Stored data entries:
--------------------------------

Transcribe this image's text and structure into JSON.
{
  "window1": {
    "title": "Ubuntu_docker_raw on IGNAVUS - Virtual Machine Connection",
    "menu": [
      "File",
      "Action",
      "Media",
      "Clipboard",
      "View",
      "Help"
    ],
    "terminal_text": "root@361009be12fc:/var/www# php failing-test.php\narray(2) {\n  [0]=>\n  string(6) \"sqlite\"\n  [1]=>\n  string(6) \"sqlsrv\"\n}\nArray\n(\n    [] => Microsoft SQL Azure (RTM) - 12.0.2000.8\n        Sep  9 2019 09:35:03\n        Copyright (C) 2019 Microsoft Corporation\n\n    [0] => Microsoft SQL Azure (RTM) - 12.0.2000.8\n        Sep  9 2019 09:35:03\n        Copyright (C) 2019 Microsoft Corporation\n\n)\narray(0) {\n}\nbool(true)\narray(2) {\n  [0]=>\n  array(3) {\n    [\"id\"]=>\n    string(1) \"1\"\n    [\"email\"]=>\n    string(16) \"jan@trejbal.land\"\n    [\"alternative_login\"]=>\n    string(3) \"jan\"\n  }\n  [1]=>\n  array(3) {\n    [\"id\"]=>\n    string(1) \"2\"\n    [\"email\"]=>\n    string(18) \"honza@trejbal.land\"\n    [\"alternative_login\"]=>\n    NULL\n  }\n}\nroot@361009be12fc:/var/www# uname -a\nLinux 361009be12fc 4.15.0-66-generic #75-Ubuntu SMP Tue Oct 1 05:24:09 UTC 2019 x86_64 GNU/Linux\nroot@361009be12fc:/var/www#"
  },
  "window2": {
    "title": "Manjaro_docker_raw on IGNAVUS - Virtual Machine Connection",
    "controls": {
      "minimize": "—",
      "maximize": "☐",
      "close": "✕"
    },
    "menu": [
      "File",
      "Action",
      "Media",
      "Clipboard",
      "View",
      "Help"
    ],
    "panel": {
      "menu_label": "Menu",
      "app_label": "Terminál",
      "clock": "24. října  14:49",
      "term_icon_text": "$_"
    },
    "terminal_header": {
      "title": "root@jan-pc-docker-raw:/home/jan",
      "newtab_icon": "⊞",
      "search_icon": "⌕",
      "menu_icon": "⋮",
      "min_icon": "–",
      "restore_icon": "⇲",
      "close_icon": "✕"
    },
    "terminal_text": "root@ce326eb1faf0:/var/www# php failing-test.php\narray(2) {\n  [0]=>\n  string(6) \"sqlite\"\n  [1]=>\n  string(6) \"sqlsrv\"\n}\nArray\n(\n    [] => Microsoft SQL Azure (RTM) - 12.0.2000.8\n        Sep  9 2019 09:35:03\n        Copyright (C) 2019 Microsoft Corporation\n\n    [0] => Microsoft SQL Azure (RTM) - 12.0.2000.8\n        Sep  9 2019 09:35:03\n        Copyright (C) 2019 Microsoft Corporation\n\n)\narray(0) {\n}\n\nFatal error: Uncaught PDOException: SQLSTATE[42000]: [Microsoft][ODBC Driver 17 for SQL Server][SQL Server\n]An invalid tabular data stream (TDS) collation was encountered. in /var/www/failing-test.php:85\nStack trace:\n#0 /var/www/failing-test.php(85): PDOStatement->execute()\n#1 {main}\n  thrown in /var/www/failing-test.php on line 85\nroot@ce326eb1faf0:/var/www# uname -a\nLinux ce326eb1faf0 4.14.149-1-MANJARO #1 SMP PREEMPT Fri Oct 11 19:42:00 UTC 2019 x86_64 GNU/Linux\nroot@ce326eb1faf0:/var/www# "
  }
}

--------------------------------

> Exercise task
Copy out each line exactly.

> Response to this exercise
Transcribe this image's text and structure into JSON.
{
  "window1": {
    "title": "Ubuntu_docker_raw on IGNAVUS - Virtual Machine Connection",
    "menu": [
      "File",
      "Action",
      "Media",
      "Clipboard",
      "View",
      "Help"
    ],
    "terminal_text": "root@361009be12fc:/var/www# php failing-test.php\narray(2) {\n  [0]=>\n  string(6) \"sqlite\"\n  [1]=>\n  string(6) \"sqlsrv\"\n}\nArray\n(\n    [] => Microsoft SQL Azure (RTM) - 12.0.2000.8\n        Sep  9 2019 09:35:03\n        Copyright (C) 2019 Microsoft Corporation\n\n    [0] => Microsoft SQL Azure (RTM) - 12.0.2000.8\n        Sep  9 2019 09:35:03\n        Copyright (C) 2019 Microsoft Corporation\n\n)\narray(0) {\n}\nbool(true)\narray(2) {\n  [0]=>\n  array(3) {\n    [\"id\"]=>\n    string(1) \"1\"\n    [\"email\"]=>\n    string(16) \"jan@trejbal.land\"\n    [\"alternative_login\"]=>\n    string(3) \"jan\"\n  }\n  [1]=>\n  array(3) {\n    [\"id\"]=>\n    string(1) \"2\"\n    [\"email\"]=>\n    string(18) \"honza@trejbal.land\"\n    [\"alternative_login\"]=>\n    NULL\n  }\n}\nroot@361009be12fc:/var/www# uname -a\nLinux 361009be12fc 4.15.0-66-generic #75-Ubuntu SMP Tue Oct 1 05:24:09 UTC 2019 x86_64 GNU/Linux\nroot@361009be12fc:/var/www#"
  },
  "window2": {
    "title": "Manjaro_docker_raw on IGNAVUS - Virtual Machine Connection",
    "controls": {
      "minimize": "—",
      "maximize": "☐",
      "close": "✕"
    },
    "menu": [
      "File",
      "Action",
      "Media",
      "Clipboard",
      "View",
      "Help"
    ],
    "panel": {
      "menu_label": "Menu",
      "app_label": "Terminál",
      "clock": "24. října  14:49",
      "term_icon_text": "$_"
    },
    "terminal_header": {
      "title": "root@jan-pc-docker-raw:/home/jan",
      "newtab_icon": "⊞",
      "search_icon": "⌕",
      "menu_icon": "⋮",
      "min_icon": "–",
      "restore_icon": "⇲",
      "close_icon": "✕"
    },
    "terminal_text": "root@ce326eb1faf0:/var/www# php failing-test.php\narray(2) {\n  [0]=>\n  string(6) \"sqlite\"\n  [1]=>\n  string(6) \"sqlsrv\"\n}\nArray\n(\n    [] => Microsoft SQL Azure (RTM) - 12.0.2000.8\n        Sep  9 2019 09:35:03\n        Copyright (C) 2019 Microsoft Corporation\n\n    [0] => Microsoft SQL Azure (RTM) - 12.0.2000.8\n        Sep  9 2019 09:35:03\n        Copyright (C) 2019 Microsoft Corporation\n\n)\narray(0) {\n}\n\nFatal error: Uncaught PDOException: SQLSTATE[42000]: [Microsoft][ODBC Driver 17 for SQL Server][SQL Server\n]An invalid tabular data stream (TDS) collation was encountered. in /var/www/failing-test.php:85\nStack trace:\n#0 /var/www/failing-test.php(85): PDOStatement->execute()\n#1 {main}\n  thrown in /var/www/failing-test.php on line 85\nroot@ce326eb1faf0:/var/www# uname -a\nLinux ce326eb1faf0 4.14.149-1-MANJARO #1 SMP PREEMPT Fri Oct 11 19:42:00 UTC 2019 x86_64 GNU/Linux\nroot@ce326eb1faf0:/var/www# "
  }
}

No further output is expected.